---------- DATA PROVIDED

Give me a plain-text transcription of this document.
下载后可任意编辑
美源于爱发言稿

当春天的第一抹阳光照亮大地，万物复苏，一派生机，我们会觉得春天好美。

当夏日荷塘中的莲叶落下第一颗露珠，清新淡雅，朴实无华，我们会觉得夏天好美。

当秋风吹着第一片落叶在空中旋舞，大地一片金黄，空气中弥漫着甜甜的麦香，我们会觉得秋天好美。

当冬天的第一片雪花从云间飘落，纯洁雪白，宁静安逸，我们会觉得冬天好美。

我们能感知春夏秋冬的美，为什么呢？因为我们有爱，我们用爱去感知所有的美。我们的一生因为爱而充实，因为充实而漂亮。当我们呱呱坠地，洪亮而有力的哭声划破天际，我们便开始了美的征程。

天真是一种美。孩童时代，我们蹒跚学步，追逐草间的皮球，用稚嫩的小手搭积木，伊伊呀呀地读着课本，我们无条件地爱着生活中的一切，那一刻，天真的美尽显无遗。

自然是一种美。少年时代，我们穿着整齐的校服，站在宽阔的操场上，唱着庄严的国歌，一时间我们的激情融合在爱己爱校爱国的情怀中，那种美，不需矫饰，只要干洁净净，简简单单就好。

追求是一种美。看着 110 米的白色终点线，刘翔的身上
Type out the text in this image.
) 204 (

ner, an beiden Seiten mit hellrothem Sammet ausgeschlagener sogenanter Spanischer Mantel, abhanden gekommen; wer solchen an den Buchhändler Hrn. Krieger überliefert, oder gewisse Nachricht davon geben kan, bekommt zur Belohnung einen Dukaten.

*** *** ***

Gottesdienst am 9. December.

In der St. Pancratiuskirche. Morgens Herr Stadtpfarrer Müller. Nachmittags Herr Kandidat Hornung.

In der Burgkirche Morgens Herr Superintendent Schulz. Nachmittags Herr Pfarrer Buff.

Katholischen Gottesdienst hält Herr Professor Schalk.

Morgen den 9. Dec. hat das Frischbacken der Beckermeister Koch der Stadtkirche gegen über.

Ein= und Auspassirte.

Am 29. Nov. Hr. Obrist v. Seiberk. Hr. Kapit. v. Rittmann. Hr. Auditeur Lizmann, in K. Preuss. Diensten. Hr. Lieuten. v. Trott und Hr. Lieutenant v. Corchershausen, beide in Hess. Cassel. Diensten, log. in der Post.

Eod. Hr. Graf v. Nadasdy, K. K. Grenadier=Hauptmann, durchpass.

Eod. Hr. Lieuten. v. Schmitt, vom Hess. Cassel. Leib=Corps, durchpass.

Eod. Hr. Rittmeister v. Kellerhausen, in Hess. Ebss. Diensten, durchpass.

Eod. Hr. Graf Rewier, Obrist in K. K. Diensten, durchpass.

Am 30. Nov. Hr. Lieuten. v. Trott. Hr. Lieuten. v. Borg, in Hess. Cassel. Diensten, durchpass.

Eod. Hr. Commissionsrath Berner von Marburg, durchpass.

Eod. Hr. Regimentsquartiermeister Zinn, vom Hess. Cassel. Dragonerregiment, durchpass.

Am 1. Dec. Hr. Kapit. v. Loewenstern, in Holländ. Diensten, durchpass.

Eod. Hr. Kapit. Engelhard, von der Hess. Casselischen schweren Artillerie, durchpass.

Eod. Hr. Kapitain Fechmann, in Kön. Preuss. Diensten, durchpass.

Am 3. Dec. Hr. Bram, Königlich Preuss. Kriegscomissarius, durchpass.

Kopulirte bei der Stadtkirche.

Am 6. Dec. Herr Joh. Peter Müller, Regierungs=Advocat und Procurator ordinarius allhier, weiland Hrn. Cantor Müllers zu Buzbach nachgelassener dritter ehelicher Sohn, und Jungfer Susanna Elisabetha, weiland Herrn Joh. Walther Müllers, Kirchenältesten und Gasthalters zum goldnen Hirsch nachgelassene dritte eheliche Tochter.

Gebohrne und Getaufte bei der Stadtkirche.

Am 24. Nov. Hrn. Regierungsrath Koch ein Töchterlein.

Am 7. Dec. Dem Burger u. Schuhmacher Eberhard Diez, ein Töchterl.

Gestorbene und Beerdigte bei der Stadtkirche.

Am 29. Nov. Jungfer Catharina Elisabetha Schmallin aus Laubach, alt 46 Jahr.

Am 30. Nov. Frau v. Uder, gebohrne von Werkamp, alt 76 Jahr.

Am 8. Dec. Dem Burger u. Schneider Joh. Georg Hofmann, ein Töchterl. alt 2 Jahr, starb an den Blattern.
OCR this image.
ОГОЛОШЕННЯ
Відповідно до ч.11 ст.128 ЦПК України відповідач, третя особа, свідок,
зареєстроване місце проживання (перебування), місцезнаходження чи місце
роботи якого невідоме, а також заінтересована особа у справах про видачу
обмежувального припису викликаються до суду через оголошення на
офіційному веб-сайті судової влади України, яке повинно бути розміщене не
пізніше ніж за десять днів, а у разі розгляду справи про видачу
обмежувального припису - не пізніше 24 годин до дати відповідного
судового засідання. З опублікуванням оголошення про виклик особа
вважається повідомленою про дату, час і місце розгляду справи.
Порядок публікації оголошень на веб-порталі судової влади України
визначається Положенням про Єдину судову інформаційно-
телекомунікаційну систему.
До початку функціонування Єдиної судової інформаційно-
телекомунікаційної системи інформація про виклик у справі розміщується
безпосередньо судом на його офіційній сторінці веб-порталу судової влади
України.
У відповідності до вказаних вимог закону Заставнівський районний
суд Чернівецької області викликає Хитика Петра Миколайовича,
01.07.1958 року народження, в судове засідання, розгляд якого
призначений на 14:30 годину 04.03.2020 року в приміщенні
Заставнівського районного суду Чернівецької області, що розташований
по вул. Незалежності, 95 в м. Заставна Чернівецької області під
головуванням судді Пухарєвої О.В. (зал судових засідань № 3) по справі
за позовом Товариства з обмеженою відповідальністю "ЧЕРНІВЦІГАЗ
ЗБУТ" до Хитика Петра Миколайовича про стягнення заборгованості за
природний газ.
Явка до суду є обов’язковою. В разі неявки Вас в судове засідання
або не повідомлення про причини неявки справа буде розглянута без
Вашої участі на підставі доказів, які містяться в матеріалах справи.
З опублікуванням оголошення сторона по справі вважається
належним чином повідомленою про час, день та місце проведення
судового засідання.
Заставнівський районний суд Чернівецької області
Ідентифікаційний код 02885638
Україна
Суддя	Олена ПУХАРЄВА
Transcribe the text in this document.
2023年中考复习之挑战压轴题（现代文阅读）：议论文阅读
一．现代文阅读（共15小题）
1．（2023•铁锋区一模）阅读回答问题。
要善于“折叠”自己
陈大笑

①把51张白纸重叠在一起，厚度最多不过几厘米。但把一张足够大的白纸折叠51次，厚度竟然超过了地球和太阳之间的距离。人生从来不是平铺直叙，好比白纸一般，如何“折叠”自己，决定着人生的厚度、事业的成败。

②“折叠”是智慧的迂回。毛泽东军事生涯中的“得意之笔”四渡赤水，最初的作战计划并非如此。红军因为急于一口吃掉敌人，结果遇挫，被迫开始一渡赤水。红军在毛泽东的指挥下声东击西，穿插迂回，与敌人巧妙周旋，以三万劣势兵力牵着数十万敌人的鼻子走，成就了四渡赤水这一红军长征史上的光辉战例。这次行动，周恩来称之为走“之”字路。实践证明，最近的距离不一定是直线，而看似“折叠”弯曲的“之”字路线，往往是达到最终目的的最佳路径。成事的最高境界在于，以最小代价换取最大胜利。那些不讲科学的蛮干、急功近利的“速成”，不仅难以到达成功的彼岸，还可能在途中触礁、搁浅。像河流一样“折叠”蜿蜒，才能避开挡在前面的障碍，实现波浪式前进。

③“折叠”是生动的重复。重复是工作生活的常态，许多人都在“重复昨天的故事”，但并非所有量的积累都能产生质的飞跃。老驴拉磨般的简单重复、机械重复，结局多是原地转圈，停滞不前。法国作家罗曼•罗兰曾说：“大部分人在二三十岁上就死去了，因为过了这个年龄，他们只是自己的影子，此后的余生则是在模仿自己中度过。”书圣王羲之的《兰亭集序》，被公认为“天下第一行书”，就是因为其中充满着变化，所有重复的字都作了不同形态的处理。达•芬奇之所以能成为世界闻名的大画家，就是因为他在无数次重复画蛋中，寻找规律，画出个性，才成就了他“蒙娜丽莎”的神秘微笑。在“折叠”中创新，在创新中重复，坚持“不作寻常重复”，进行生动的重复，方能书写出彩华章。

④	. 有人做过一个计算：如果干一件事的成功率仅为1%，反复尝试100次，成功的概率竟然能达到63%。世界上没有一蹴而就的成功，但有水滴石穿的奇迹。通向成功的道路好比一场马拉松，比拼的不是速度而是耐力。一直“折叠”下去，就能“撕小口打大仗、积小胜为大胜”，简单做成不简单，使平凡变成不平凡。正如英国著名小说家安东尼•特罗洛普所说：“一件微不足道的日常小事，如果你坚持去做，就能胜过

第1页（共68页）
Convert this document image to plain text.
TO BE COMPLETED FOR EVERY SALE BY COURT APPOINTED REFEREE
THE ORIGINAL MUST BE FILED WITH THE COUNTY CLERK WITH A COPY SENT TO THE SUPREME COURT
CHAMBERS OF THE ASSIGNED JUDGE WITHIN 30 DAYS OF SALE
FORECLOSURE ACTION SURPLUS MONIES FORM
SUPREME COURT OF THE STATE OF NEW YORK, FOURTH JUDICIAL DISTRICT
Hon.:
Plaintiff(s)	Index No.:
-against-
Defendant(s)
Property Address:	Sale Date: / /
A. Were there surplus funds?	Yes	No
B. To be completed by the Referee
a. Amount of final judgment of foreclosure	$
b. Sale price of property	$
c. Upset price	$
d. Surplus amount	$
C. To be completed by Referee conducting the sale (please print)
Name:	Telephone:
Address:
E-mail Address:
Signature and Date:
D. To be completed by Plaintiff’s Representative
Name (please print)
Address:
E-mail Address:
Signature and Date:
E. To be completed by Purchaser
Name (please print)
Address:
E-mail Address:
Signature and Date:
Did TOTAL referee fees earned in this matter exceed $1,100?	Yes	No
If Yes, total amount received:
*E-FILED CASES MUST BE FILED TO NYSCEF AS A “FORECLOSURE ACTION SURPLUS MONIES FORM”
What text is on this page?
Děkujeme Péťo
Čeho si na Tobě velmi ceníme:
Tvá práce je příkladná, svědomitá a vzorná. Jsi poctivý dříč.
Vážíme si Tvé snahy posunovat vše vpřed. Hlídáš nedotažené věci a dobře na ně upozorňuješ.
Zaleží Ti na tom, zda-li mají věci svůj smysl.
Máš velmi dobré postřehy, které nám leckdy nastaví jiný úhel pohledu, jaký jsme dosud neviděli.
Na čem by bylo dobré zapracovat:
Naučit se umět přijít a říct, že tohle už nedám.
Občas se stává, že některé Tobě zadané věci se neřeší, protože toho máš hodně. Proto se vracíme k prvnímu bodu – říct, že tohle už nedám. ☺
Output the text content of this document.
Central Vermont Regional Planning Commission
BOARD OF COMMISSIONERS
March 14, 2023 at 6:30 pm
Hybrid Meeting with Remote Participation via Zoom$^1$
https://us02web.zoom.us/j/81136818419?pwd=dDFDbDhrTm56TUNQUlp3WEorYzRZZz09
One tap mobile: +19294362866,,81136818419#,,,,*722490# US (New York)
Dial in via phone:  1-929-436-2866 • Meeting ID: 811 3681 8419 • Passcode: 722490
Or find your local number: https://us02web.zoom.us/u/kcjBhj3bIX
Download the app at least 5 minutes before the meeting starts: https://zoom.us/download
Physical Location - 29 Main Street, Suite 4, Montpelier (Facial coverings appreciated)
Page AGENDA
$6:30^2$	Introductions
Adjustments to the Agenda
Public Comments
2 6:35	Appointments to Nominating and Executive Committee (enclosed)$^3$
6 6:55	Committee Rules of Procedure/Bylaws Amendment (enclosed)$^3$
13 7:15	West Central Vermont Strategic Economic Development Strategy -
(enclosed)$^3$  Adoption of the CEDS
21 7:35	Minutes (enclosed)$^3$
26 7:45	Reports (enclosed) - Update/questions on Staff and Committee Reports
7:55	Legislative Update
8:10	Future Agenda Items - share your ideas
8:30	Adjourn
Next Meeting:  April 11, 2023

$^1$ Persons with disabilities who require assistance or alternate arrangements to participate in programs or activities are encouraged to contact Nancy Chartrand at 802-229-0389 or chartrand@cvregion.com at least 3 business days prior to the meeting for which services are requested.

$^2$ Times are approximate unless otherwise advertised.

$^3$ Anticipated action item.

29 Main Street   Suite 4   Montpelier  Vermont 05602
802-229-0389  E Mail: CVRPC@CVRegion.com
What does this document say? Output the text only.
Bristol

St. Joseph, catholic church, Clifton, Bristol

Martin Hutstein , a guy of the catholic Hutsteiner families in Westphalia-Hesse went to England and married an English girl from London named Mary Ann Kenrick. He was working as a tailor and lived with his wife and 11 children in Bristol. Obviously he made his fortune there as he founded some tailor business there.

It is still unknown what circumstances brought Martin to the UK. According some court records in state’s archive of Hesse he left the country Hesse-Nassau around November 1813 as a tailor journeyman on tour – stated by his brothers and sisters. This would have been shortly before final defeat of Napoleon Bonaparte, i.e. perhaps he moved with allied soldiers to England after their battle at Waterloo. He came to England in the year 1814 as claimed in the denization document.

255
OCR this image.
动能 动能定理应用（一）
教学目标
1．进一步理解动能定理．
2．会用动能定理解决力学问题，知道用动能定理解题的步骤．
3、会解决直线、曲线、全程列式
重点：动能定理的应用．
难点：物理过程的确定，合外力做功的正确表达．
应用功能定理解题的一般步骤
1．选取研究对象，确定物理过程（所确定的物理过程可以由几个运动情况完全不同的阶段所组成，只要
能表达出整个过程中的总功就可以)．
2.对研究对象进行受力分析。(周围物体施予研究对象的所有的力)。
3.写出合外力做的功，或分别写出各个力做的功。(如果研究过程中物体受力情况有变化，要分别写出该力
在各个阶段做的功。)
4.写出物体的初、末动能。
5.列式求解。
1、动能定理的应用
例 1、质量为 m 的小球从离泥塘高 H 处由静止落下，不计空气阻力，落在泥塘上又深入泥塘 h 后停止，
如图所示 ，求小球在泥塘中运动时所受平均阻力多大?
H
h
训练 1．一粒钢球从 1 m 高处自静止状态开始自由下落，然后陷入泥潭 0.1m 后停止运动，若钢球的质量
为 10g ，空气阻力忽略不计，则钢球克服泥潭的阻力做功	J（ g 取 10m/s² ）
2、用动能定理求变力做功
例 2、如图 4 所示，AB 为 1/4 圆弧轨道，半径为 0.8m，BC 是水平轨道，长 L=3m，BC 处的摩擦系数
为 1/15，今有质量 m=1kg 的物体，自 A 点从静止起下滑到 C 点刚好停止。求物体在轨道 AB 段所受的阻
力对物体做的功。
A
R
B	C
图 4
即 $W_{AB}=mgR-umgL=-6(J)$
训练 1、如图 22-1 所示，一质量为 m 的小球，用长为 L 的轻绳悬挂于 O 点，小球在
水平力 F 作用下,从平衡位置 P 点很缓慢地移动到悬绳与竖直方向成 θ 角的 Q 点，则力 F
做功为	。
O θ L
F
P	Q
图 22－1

--------------------

▸ AIM
Reply with only the number of lines in the material above where the string "України" appears.

▸ WRITTEN SOLUTION
4